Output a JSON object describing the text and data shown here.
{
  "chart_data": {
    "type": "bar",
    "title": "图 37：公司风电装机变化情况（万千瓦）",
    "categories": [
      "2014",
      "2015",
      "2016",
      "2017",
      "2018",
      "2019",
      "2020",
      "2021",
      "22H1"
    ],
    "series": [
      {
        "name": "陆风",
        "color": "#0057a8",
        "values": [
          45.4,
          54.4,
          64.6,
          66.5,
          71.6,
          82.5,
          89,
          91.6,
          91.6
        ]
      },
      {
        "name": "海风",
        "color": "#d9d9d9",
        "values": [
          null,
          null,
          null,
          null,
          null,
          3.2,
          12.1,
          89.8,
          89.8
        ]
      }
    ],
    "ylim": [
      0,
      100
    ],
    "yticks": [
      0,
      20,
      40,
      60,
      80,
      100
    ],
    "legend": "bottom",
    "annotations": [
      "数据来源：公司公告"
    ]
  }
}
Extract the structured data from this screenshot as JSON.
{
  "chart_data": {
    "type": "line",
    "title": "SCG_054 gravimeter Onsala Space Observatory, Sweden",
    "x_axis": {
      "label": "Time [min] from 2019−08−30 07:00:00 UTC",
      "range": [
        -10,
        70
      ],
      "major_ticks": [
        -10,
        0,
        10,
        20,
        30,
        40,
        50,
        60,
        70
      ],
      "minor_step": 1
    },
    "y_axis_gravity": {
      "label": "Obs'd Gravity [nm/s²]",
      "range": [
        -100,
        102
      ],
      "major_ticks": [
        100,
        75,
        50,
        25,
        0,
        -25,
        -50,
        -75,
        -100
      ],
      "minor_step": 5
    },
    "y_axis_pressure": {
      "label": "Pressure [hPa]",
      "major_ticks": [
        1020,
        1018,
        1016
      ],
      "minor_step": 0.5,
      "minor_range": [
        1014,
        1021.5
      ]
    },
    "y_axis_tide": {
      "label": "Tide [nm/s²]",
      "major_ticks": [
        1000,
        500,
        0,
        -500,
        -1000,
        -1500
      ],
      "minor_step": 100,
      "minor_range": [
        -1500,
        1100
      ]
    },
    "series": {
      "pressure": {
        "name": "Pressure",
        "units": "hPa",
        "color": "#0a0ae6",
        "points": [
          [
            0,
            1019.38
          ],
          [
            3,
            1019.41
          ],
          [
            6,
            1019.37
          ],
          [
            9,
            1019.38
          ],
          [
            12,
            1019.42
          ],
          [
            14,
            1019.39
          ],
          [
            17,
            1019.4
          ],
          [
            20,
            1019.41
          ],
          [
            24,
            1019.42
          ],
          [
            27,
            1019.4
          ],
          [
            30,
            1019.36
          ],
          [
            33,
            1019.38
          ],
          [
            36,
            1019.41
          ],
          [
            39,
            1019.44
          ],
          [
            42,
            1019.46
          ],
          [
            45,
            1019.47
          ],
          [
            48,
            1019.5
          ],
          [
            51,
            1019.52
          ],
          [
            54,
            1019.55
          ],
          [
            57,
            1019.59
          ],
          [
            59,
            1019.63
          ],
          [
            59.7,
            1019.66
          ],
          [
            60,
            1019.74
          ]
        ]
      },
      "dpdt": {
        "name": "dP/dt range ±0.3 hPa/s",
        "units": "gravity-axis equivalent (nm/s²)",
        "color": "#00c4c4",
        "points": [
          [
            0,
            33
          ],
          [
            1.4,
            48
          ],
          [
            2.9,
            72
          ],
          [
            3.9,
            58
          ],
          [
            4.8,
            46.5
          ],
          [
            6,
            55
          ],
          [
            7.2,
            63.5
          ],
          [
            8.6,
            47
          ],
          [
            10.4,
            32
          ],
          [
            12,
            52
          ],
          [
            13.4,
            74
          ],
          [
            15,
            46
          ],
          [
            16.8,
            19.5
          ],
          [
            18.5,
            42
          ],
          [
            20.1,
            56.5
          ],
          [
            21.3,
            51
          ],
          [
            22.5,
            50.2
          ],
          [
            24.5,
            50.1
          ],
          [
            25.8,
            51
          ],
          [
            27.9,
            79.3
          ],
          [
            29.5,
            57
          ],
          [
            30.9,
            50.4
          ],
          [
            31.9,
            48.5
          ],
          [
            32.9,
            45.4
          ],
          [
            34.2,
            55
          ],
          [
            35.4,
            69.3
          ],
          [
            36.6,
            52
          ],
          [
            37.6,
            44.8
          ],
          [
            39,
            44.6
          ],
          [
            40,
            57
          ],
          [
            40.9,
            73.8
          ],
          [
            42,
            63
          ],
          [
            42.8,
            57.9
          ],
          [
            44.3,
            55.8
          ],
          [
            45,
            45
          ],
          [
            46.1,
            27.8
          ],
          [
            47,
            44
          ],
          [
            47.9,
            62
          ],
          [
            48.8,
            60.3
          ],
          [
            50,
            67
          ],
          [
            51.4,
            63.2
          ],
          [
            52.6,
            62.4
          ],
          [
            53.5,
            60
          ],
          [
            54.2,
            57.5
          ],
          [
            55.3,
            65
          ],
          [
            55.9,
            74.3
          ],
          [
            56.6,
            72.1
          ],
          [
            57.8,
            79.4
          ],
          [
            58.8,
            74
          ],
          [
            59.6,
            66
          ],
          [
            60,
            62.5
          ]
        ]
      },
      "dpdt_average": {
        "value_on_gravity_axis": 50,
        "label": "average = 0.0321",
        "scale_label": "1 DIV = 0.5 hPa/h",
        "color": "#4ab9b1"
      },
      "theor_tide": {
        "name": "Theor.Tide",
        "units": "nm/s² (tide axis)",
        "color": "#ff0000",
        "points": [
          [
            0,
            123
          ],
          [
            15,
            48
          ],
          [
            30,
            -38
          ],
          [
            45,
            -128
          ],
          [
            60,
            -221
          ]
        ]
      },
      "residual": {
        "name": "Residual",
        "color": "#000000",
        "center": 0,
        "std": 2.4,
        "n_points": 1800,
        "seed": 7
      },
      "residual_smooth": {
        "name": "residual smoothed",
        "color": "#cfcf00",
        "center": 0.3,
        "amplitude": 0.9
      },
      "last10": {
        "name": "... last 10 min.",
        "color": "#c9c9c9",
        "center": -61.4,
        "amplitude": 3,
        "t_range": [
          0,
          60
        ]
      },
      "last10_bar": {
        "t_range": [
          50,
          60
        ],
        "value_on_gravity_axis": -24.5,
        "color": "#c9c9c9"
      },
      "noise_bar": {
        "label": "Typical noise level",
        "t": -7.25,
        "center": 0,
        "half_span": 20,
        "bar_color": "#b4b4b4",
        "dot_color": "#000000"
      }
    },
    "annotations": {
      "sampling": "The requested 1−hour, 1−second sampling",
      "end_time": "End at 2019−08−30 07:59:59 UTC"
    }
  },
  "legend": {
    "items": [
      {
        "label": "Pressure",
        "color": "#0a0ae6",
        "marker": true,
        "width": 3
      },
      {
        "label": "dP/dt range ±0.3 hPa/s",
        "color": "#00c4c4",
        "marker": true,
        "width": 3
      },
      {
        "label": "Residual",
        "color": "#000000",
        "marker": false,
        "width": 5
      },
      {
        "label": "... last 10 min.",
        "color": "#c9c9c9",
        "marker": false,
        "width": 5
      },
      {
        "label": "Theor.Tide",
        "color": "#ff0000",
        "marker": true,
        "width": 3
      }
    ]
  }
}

★ ★ ★ ★ ★

> THE EXERCISE
Write the data from above out again, exactly.

> ANSWER TO THE TASK
Output a JSON object describing the text and data shown here.
{
  "chart_data": {
    "type": "bar",
    "title": "图 37：公司风电装机变化情况（万千瓦）",
    "categories": [
      "2014",
      "2015",
      "2016",
      "2017",
      "2018",
      "2019",
      "2020",
      "2021",
      "22H1"
    ],
    "series": [
      {
        "name": "陆风",
        "color": "#0057a8",
        "values": [
          45.4,
          54.4,
          64.6,
          66.5,
          71.6,
          82.5,
          89,
          91.6,
          91.6
        ]
      },
      {
        "name": "海风",
        "color": "#d9d9d9",
        "values": [
          null,
          null,
          null,
          null,
          null,
          3.2,
          12.1,
          89.8,
          89.8
        ]
      }
    ],
    "ylim": [
      0,
      100
    ],
    "yticks": [
      0,
      20,
      40,
      60,
      80,
      100
    ],
    "legend": "bottom",
    "annotations": [
      "数据来源：公司公告"
    ]
  }
}
Extract the structured data from this screenshot as JSON.
{
  "chart_data": {
    "type": "line",
    "title": "SCG_054 gravimeter Onsala Space Observatory, Sweden",
    "x_axis": {
      "label": "Time [min] from 2019−08−30 07:00:00 UTC",
      "range": [
        -10,
        70
      ],
      "major_ticks": [
        -10,
        0,
        10,
        20,
        30,
        40,
        50,
        60,
        70
      ],
      "minor_step": 1
    },
    "y_axis_gravity": {
      "label": "Obs'd Gravity [nm/s²]",
      "range": [
        -100,
        102
      ],
      "major_ticks": [
        100,
        75,
        50,
        25,
        0,
        -25,
        -50,
        -75,
        -100
      ],
      "minor_step": 5
    },
    "y_axis_pressure": {
      "label": "Pressure [hPa]",
      "major_ticks": [
        1020,
        1018,
        1016
      ],
      "minor_step": 0.5,
      "minor_range": [
        1014,
        1021.5
      ]
    },
    "y_axis_tide": {
      "label": "Tide [nm/s²]",
      "major_ticks": [
        1000,
        500,
        0,
        -500,
        -1000,
        -1500
      ],
      "minor_step": 100,
      "minor_range": [
        -1500,
        1100
      ]
    },
    "series": {
      "pressure": {
        "name": "Pressure",
        "units": "hPa",
        "color": "#0a0ae6",
        "points": [
          [
            0,
            1019.38
          ],
          [
            3,
            1019.41
          ],
          [
            6,
            1019.37
          ],
          [
            9,
            1019.38
          ],
          [
            12,
            1019.42
          ],
          [
            14,
            1019.39
          ],
          [
            17,
            1019.4
          ],
          [
            20,
            1019.41
          ],
          [
            24,
            1019.42
          ],
          [
            27,
            1019.4
          ],
          [
            30,
            1019.36
          ],
          [
            33,
            1019.38
          ],
          [
            36,
            1019.41
          ],
          [
            39,
            1019.44
          ],
          [
            42,
            1019.46
          ],
          [
            45,
            1019.47
          ],
          [
            48,
            1019.5
          ],
          [
            51,
            1019.52
          ],
          [
            54,
            1019.55
          ],
          [
            57,
            1019.59
          ],
          [
            59,
            1019.63
          ],
          [
            59.7,
            1019.66
          ],
          [
            60,
            1019.74
          ]
        ]
      },
      "dpdt": {
        "name": "dP/dt range ±0.3 hPa/s",
        "units": "gravity-axis equivalent (nm/s²)",
        "color": "#00c4c4",
        "points": [
          [
            0,
            33
          ],
          [
            1.4,
            48
          ],
          [
            2.9,
            72
          ],
          [
            3.9,
            58
          ],
          [
            4.8,
            46.5
          ],
          [
            6,
            55
          ],
          [
            7.2,
            63.5
          ],
          [
            8.6,
            47
          ],
          [
            10.4,
            32
          ],
          [
            12,
            52
          ],
          [
            13.4,
            74
          ],
          [
            15,
            46
          ],
          [
            16.8,
            19.5
          ],
          [
            18.5,
            42
          ],
          [
            20.1,
            56.5
          ],
          [
            21.3,
            51
          ],
          [
            22.5,
            50.2
          ],
          [
            24.5,
            50.1
          ],
          [
            25.8,
            51
          ],
          [
            27.9,
            79.3
          ],
          [
            29.5,
            57
          ],
          [
            30.9,
            50.4
          ],
          [
            31.9,
            48.5
          ],
          [
            32.9,
            45.4
          ],
          [
            34.2,
            55
          ],
          [
            35.4,
            69.3
          ],
          [
            36.6,
            52
          ],
          [
            37.6,
            44.8
          ],
          [
            39,
            44.6
          ],
          [
            40,
            57
          ],
          [
            40.9,
            73.8
          ],
          [
            42,
            63
          ],
          [
            42.8,
            57.9
          ],
          [
            44.3,
            55.8
          ],
          [
            45,
            45
          ],
          [
            46.1,
            27.8
          ],
          [
            47,
            44
          ],
          [
            47.9,
            62
          ],
          [
            48.8,
            60.3
          ],
          [
            50,
            67
          ],
          [
            51.4,
            63.2
          ],
          [
            52.6,
            62.4
          ],
          [
            53.5,
            60
          ],
          [
            54.2,
            57.5
          ],
          [
            55.3,
            65
          ],
          [
            55.9,
            74.3
          ],
          [
            56.6,
            72.1
          ],
          [
            57.8,
            79.4
          ],
          [
            58.8,
            74
          ],
          [
            59.6,
            66
          ],
          [
            60,
            62.5
          ]
        ]
      },
      "dpdt_average": {
        "value_on_gravity_axis": 50,
        "label": "average = 0.0321",
        "scale_label": "1 DIV = 0.5 hPa/h",
        "color": "#4ab9b1"
      },
      "theor_tide": {
        "name": "Theor.Tide",
        "units": "nm/s² (tide axis)",
        "color": "#ff0000",
        "points": [
          [
            0,
            123
          ],
          [
            15,
            48
          ],
          [
            30,
            -38
          ],
          [
            45,
            -128
          ],
          [
            60,
            -221
          ]
        ]
      },
      "residual": {
        "name": "Residual",
        "color": "#000000",
        "center": 0,
        "std": 2.4,
        "n_points": 1800,
        "seed": 7
      },
      "residual_smooth": {
        "name": "residual smoothed",
        "color": "#cfcf00",
        "center": 0.3,
        "amplitude": 0.9
      },
      "last10": {
        "name": "... last 10 min.",
        "color": "#c9c9c9",
        "center": -61.4,
        "amplitude": 3,
        "t_range": [
          0,
          60
        ]
      },
      "last10_bar": {
        "t_range": [
          50,
          60
        ],
        "value_on_gravity_axis": -24.5,
        "color": "#c9c9c9"
      },
      "noise_bar": {
        "label": "Typical noise level",
        "t": -7.25,
        "center": 0,
        "half_span": 20,
        "bar_color": "#b4b4b4",
        "dot_color": "#000000"
      }
    },
    "annotations": {
      "sampling": "The requested 1−hour, 1−second sampling",
      "end_time": "End at 2019−08−30 07:59:59 UTC"
    }
  },
  "legend": {
    "items": [
      {
        "label": "Pressure",
        "color": "#0a0ae6",
        "marker": true,
        "width": 3
      },
      {
        "label": "dP/dt range ±0.3 hPa/s",
        "color": "#00c4c4",
        "marker": true,
        "width": 3
      },
      {
        "label": "Residual",
        "color": "#000000",
        "marker": false,
        "width": 5
      },
      {
        "label": "... last 10 min.",
        "color": "#c9c9c9",
        "marker": false,
        "width": 5
      },
      {
        "label": "Theor.Tide",
        "color": "#ff0000",
        "marker": true,
        "width": 3
      }
    ]
  }
}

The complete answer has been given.